* [PROBLEM DESCRIPTION]: With the pictures left out, reproduce exactly the lines running from the line with "Read this page and output its text content." to the last line of the material below.

* [ENTRIES PROVIDED]:
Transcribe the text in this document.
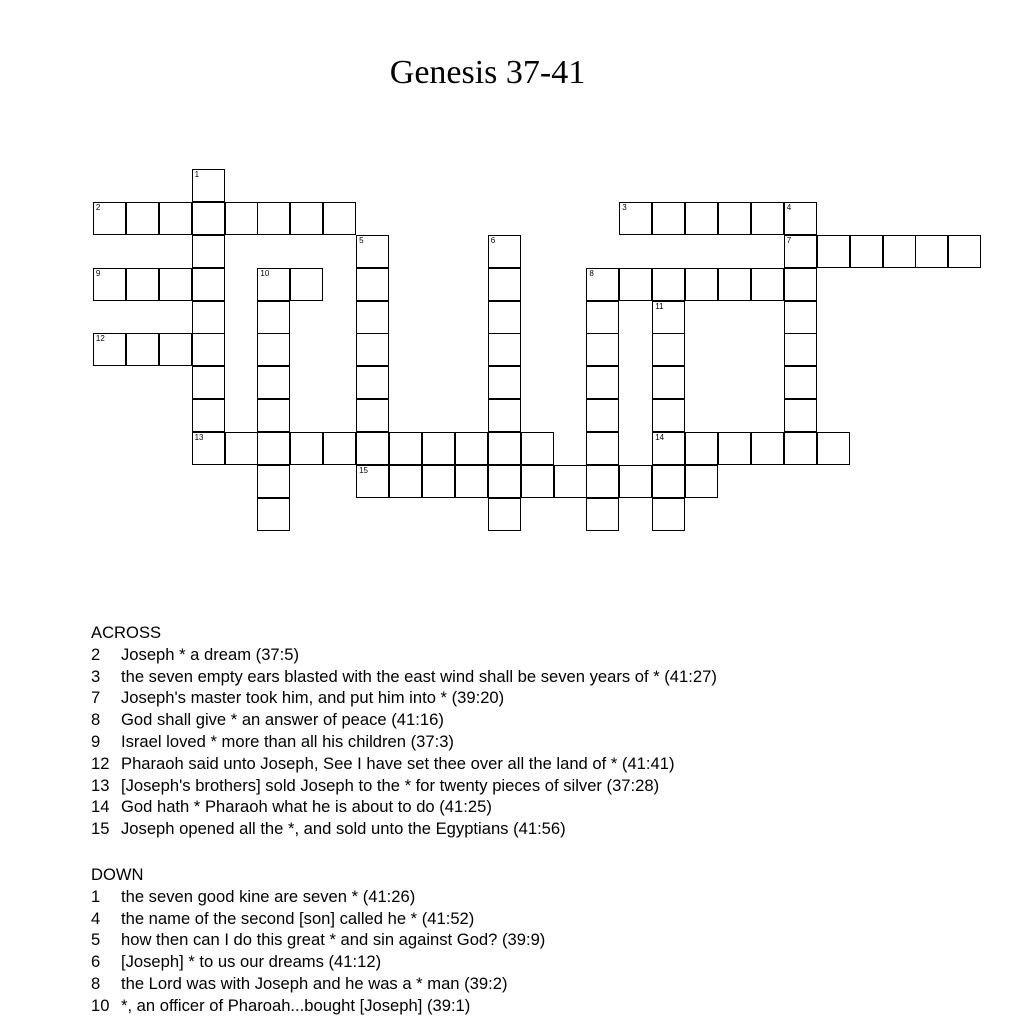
Genesis 37-41
1
13
2
9	10
12
5
15
6
3	4
7
8
11
14
ACROSS
2	Joseph * a dream (37:5)
3	the seven empty ears blasted with the east wind shall be seven years of * (41:27)
7	Joseph's master took him, and put him into * (39:20)
8	God shall give * an answer of peace (41:16)
9	Israel loved * more than all his children (37:3)
12 Pharaoh said unto Joseph, See I have set thee over all the land of * (41:41)
13 [Joseph's brothers] sold Joseph to the * for twenty pieces of silver (37:28)
14 God hath * Pharaoh what he is about to do (41:25)
15 Joseph opened all the *, and sold unto the Egyptians (41:56)
DOWN
1	the seven good kine are seven * (41:26)
4	the name of the second [son] called he * (41:52)
5	how then can I do this great * and sin against God? (39:9)
6	[Joseph] * to us our dreams (41:12)
8	the Lord was with Joseph and he was a * man (39:2)
10 *, an officer of Pharoah...bought [Joseph] (39:1)
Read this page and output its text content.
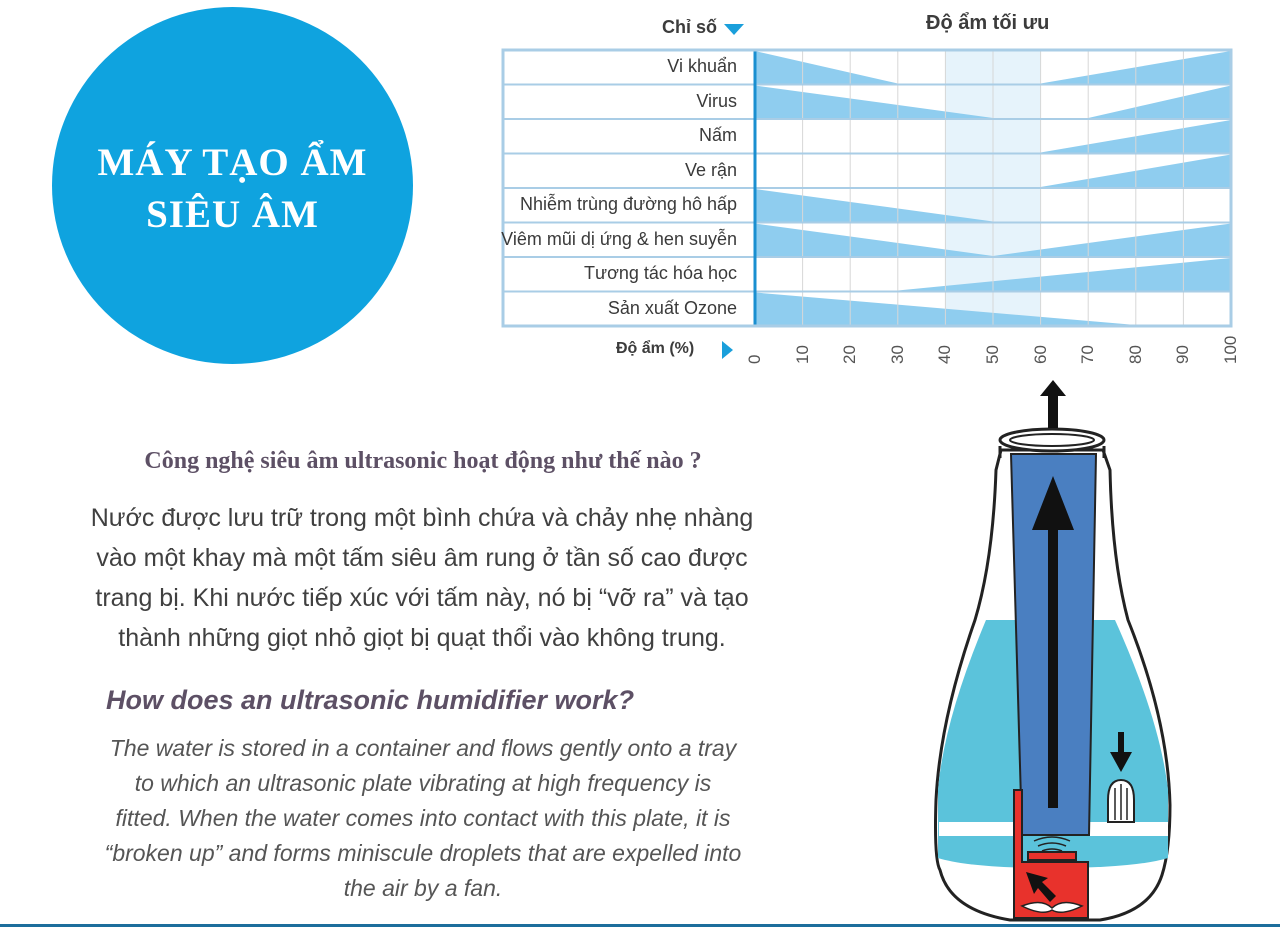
MÁY TẠO ẨM
SIÊU ÂM
Chỉ số	Độ ẩm tối ưu
Độ ẩm (%)
Vi khuẩn
Virus
Nấm
Ve rận
Nhiễm trùng đường hô hấp
Viêm mũi dị ứng & hen suyễn
Tương tác hóa học
Sản xuất Ozone
0 10 20 30 40 50 60 70 80 90 100
Công nghệ siêu âm ultrasonic hoạt động như thế nào ?
Nước được lưu trữ trong một bình chứa và chảy nhẹ nhàng
vào một khay mà một tấm siêu âm rung ở tần số cao được
trang bị. Khi nước tiếp xúc với tấm này, nó bị “vỡ ra” và tạo
thành những giọt nhỏ giọt bị quạt thổi vào không trung.
How does an ultrasonic humidifier work?
The water is stored in a container and flows gently onto a tray
to which an ultrasonic plate vibrating at high frequency is
fitted. When the water comes into contact with this plate, it is
“broken up” and forms miniscule droplets that are expelled into
the air by a fan.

* [WORKED SOLUTION]:
Read this page and output its text content.
MÁY TẠO ẨM
SIÊU ÂM
Chỉ số	Độ ẩm tối ưu
Độ ẩm (%)
Vi khuẩn
Virus
Nấm
Ve rận
Nhiễm trùng đường hô hấp
Viêm mũi dị ứng & hen suyễn
Tương tác hóa học
Sản xuất Ozone
0 10 20 30 40 50 60 70 80 90 100
Công nghệ siêu âm ultrasonic hoạt động như thế nào ?
Nước được lưu trữ trong một bình chứa và chảy nhẹ nhàng
vào một khay mà một tấm siêu âm rung ở tần số cao được
trang bị. Khi nước tiếp xúc với tấm này, nó bị “vỡ ra” và tạo
thành những giọt nhỏ giọt bị quạt thổi vào không trung.
How does an ultrasonic humidifier work?
The water is stored in a container and flows gently onto a tray
to which an ultrasonic plate vibrating at high frequency is
fitted. When the water comes into contact with this plate, it is
“broken up” and forms miniscule droplets that are expelled into
the air by a fan.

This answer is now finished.